[YOUR INSTRUCTIONS] Every line below that contains "this" is to be copied.

-- PROVIDED MATERIAL start --

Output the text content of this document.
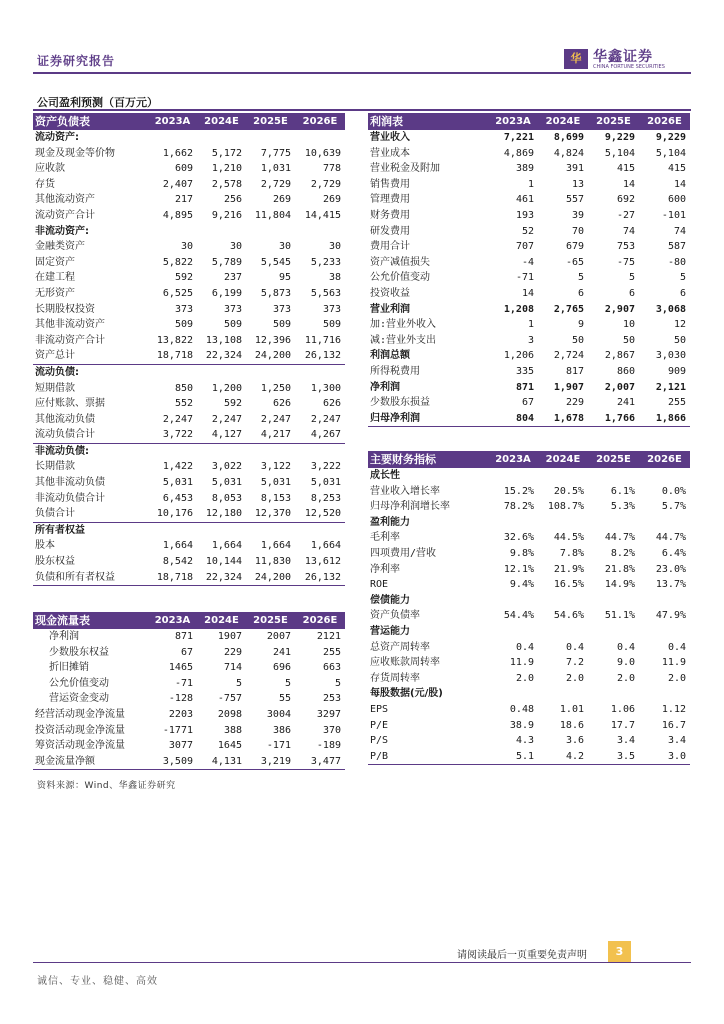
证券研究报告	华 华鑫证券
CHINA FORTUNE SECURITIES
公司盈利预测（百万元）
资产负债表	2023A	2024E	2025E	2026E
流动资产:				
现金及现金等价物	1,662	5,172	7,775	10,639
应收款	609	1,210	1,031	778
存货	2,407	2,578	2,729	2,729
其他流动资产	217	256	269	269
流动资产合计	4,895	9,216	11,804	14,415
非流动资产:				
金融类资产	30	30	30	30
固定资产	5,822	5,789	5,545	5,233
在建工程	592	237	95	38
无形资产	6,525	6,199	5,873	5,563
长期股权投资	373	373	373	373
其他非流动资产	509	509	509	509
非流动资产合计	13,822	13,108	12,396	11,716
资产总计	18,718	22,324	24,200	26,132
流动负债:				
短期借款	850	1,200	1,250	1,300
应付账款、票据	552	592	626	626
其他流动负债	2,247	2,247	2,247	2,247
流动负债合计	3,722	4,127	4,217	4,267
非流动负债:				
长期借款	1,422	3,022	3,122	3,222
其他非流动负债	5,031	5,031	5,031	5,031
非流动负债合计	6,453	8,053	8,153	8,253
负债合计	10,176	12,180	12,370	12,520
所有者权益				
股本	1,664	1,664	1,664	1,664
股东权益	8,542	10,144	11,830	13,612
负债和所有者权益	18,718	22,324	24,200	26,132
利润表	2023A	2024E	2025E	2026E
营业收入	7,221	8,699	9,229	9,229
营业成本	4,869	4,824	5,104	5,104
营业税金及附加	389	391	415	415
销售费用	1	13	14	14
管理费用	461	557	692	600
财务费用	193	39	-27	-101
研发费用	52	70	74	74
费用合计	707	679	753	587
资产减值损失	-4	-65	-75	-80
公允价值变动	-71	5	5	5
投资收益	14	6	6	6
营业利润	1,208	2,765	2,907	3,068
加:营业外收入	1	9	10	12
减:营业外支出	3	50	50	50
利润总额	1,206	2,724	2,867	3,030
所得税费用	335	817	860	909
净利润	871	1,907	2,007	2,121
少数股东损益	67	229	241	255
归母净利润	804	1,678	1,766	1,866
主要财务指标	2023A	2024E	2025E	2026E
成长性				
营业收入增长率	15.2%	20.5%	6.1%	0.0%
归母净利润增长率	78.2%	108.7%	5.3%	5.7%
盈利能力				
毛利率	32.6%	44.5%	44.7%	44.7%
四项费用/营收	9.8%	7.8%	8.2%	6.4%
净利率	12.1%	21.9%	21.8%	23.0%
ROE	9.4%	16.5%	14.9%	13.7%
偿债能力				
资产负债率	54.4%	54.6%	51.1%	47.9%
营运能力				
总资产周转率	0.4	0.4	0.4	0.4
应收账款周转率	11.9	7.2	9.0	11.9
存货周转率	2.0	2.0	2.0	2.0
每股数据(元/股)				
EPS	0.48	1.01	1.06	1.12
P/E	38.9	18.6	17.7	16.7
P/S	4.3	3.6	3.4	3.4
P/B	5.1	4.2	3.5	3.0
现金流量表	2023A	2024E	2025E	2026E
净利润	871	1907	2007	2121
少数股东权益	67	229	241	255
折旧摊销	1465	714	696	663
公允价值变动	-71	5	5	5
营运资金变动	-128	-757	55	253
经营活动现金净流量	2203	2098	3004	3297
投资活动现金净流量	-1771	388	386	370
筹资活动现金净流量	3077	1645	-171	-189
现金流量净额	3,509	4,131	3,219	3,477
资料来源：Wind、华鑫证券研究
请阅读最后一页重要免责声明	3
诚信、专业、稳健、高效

-- PROVIDED MATERIAL end --
-- PROVIDED MATERIAL start --

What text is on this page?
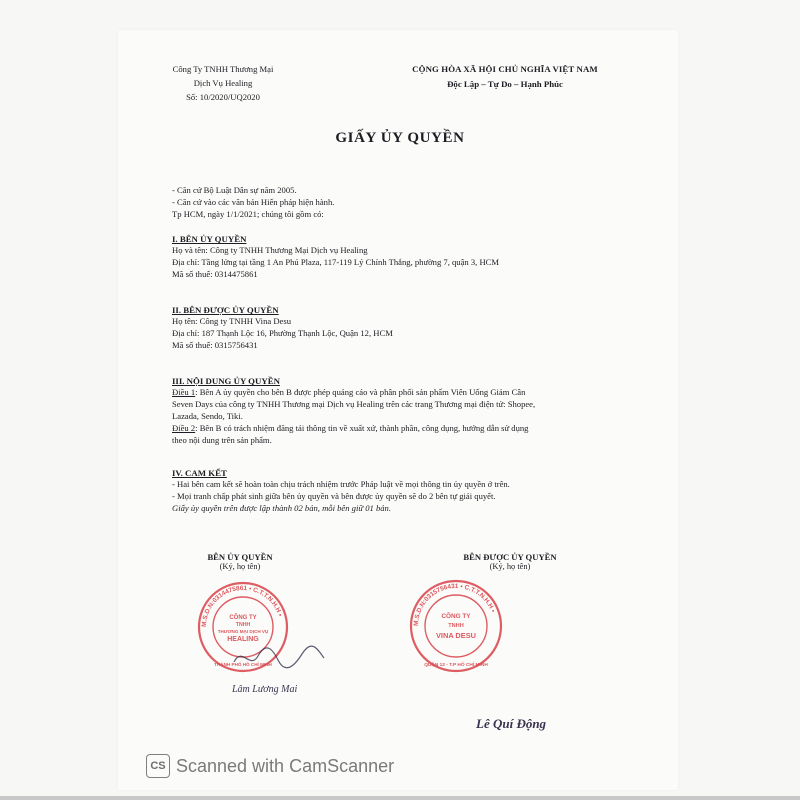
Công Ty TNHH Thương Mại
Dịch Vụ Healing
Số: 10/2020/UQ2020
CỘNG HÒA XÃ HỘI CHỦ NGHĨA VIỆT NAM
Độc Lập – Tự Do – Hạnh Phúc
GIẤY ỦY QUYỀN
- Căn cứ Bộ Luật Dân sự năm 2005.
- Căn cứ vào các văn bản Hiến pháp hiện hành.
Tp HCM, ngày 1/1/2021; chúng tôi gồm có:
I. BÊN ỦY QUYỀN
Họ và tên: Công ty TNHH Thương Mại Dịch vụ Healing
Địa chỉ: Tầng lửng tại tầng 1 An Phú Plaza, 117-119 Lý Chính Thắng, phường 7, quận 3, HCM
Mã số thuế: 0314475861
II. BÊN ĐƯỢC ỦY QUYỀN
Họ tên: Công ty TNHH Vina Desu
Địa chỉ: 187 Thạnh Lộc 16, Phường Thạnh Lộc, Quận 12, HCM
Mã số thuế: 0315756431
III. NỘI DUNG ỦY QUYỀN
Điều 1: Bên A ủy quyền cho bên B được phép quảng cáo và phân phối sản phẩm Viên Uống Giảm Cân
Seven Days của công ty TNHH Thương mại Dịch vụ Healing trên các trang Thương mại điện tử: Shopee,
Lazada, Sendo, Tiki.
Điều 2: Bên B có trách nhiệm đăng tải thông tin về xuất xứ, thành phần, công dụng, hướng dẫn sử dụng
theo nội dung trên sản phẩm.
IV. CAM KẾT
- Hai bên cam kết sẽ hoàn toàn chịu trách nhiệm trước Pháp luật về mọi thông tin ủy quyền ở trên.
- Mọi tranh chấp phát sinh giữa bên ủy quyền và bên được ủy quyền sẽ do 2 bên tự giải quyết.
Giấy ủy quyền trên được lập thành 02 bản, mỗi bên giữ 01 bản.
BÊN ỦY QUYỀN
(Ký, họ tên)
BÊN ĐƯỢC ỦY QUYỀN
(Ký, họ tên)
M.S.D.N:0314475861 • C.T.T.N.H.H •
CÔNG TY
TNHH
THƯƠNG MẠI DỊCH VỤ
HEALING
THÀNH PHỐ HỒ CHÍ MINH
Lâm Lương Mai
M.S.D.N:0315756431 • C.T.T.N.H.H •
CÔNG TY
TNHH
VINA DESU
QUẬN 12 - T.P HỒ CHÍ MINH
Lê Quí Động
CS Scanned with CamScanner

-- PROVIDED MATERIAL end --

[TASK OUTPUT]
Output the text content of this document.
What text is on this page?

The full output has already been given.